- [PROBLEM REQUIREMENTS] Return every line of the records below unchanged, leaving out the pictures.

- [SUPPLIED DATA]
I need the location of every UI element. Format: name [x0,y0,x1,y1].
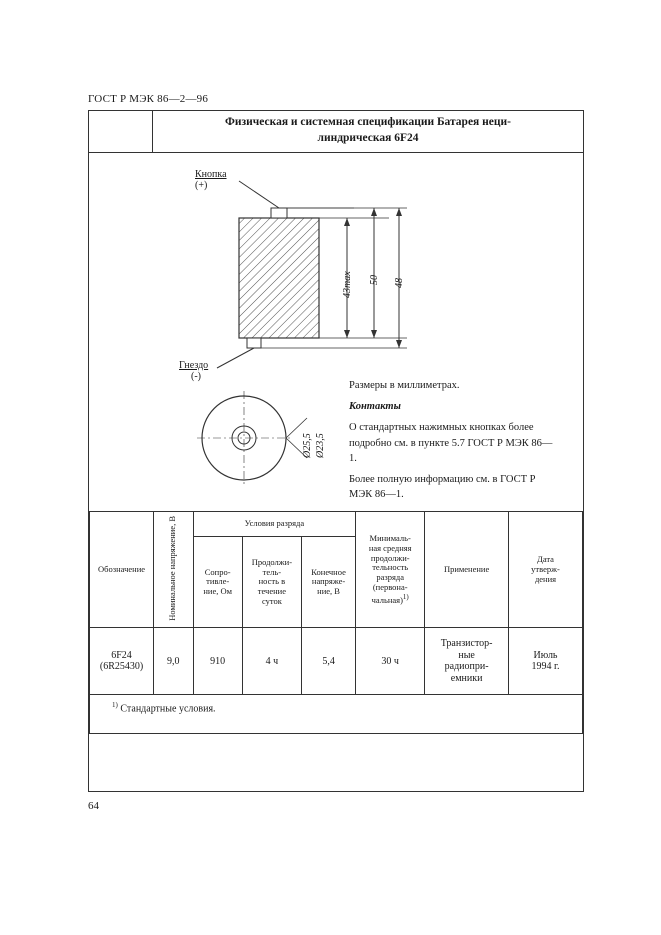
title-line-1: Физическая и системная спецификации Бата… [225,116,511,128]
cell-duration: 4 ч [242,628,301,695]
dim-dia255: Ø25,5 [302,433,313,458]
title-stub [89,111,152,153]
note-units: Размеры в миллиметрах. [349,378,559,393]
note-contacts-header: Контакты [349,399,559,414]
page-frame: Физическая и системная спецификации Бата… [88,110,584,792]
dim-dia235: Ø23,5 [315,433,326,458]
cell-approval: Июль 1994 г. [509,628,583,695]
th-application: Применение [425,512,509,628]
label-knopka-sign: (+) [195,180,207,191]
th-designation: Обозначение [90,512,154,628]
spec-title: Физическая и системная спецификации Бата… [152,111,583,153]
th-discharge-group: Условия разряда [193,512,356,537]
cell-application: Транзистор- ные радиопри- емники [425,628,509,695]
note-contacts-1: О стандартных нажимных кнопках более под… [349,420,559,466]
dim-48: 48 [394,278,405,288]
page-number: 64 [88,800,99,812]
th-min-duration: Минималь- ная средняя продолжи- тельност… [356,512,425,628]
label-gnezdo-sign: (-) [179,371,201,382]
footnote-marker: 1) [112,701,118,709]
table-header-row-1: Обозначение Номинальное напряжение, В Ус… [90,512,583,537]
doc-header: ГОСТ Р МЭК 86—2—96 [88,93,208,105]
note-contacts-2: Более полную информацию см. в ГОСТ Р МЭК… [349,472,559,502]
th-duration: Продолжи- тель- ность в течение суток [242,537,301,628]
th-approval: Дата утверж- дения [509,512,583,628]
footnote-text: Стандартные условия. [120,704,215,715]
cell-end-voltage: 5,4 [301,628,355,695]
th-voltage: Номинальное напряжение, В [154,512,193,628]
th-resistance: Сопро- тивле- ние, Ом [193,537,242,628]
footnote-cell: 1) Стандартные условия. [90,695,583,734]
table-footnote-row: 1) Стандартные условия. [90,695,583,734]
cell-designation: 6F24 (6R25430) [90,628,154,695]
cell-voltage: 9,0 [154,628,193,695]
label-knopka: Кнопка [195,169,227,180]
drawing-area: Кнопка (+) Гнездо (-) 43max 50 48 Ø25,5 … [89,153,583,511]
cell-min-duration: 30 ч [356,628,425,695]
dim-50: 50 [369,275,380,285]
table-row: 6F24 (6R25430) 9,0 910 4 ч 5,4 30 ч Тран… [90,628,583,695]
spec-table-wrapper: Обозначение Номинальное напряжение, В Ус… [89,511,583,734]
th-end-voltage: Конечное напряже- ние, В [301,537,355,628]
spec-table: Обозначение Номинальное напряжение, В Ус… [89,511,583,734]
th-voltage-text: Номинальное напряжение, В [168,514,178,623]
cell-resistance: 910 [193,628,242,695]
title-line-2: линдрическая 6F24 [318,132,419,144]
label-gnezdo: Гнездо [179,360,208,371]
dim-43max: 43max [342,271,353,298]
notes-block: Размеры в миллиметрах. Контакты О станда… [349,378,559,509]
footnote-marker-hdr: 1) [403,593,409,601]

- [SOLUTION TO THIS EXERCISE]
I need the location of every UI element. Format: name [x0,y0,x1,y1].
title-line-1: Физическая и системная спецификации Бата… [225,116,511,128]
cell-duration: 4 ч [242,628,301,695]
dim-dia255: Ø25,5 [302,433,313,458]
title-stub [89,111,152,153]
note-units: Размеры в миллиметрах. [349,378,559,393]
note-contacts-header: Контакты [349,399,559,414]
page-frame: Физическая и системная спецификации Бата… [88,110,584,792]
dim-dia235: Ø23,5 [315,433,326,458]
cell-approval: Июль 1994 г. [509,628,583,695]
th-application: Применение [425,512,509,628]
label-knopka-sign: (+) [195,180,207,191]
th-designation: Обозначение [90,512,154,628]
spec-title: Физическая и системная спецификации Бата… [152,111,583,153]
th-discharge-group: Условия разряда [193,512,356,537]
cell-application: Транзистор- ные радиопри- емники [425,628,509,695]
note-contacts-1: О стандартных нажимных кнопках более под… [349,420,559,466]
dim-48: 48 [394,278,405,288]
page-number: 64 [88,800,99,812]
th-min-duration: Минималь- ная средняя продолжи- тельност… [356,512,425,628]
label-gnezdo-sign: (-) [179,371,201,382]
footnote-marker: 1) [112,701,118,709]
table-header-row-1: Обозначение Номинальное напряжение, В Ус… [90,512,583,537]
doc-header: ГОСТ Р МЭК 86—2—96 [88,93,208,105]
note-contacts-2: Более полную информацию см. в ГОСТ Р МЭК… [349,472,559,502]
th-duration: Продолжи- тель- ность в течение суток [242,537,301,628]
th-approval: Дата утверж- дения [509,512,583,628]
footnote-text: Стандартные условия. [120,704,215,715]
cell-end-voltage: 5,4 [301,628,355,695]
th-voltage: Номинальное напряжение, В [154,512,193,628]
th-resistance: Сопро- тивле- ние, Ом [193,537,242,628]
footnote-cell: 1) Стандартные условия. [90,695,583,734]
table-footnote-row: 1) Стандартные условия. [90,695,583,734]
cell-designation: 6F24 (6R25430) [90,628,154,695]
cell-voltage: 9,0 [154,628,193,695]
label-knopka: Кнопка [195,169,227,180]
drawing-area: Кнопка (+) Гнездо (-) 43max 50 48 Ø25,5 … [89,153,583,511]
cell-min-duration: 30 ч [356,628,425,695]
dim-50: 50 [369,275,380,285]
table-row: 6F24 (6R25430) 9,0 910 4 ч 5,4 30 ч Тран… [90,628,583,695]
spec-table-wrapper: Обозначение Номинальное напряжение, В Ус… [89,511,583,734]
th-end-voltage: Конечное напряже- ние, В [301,537,355,628]
spec-table: Обозначение Номинальное напряжение, В Ус… [89,511,583,734]
th-voltage-text: Номинальное напряжение, В [168,514,178,623]
cell-resistance: 910 [193,628,242,695]
title-line-2: линдрическая 6F24 [318,132,419,144]
label-gnezdo: Гнездо [179,360,208,371]
dim-43max: 43max [342,271,353,298]
notes-block: Размеры в миллиметрах. Контакты О станда… [349,378,559,509]
footnote-marker-hdr: 1) [403,593,409,601]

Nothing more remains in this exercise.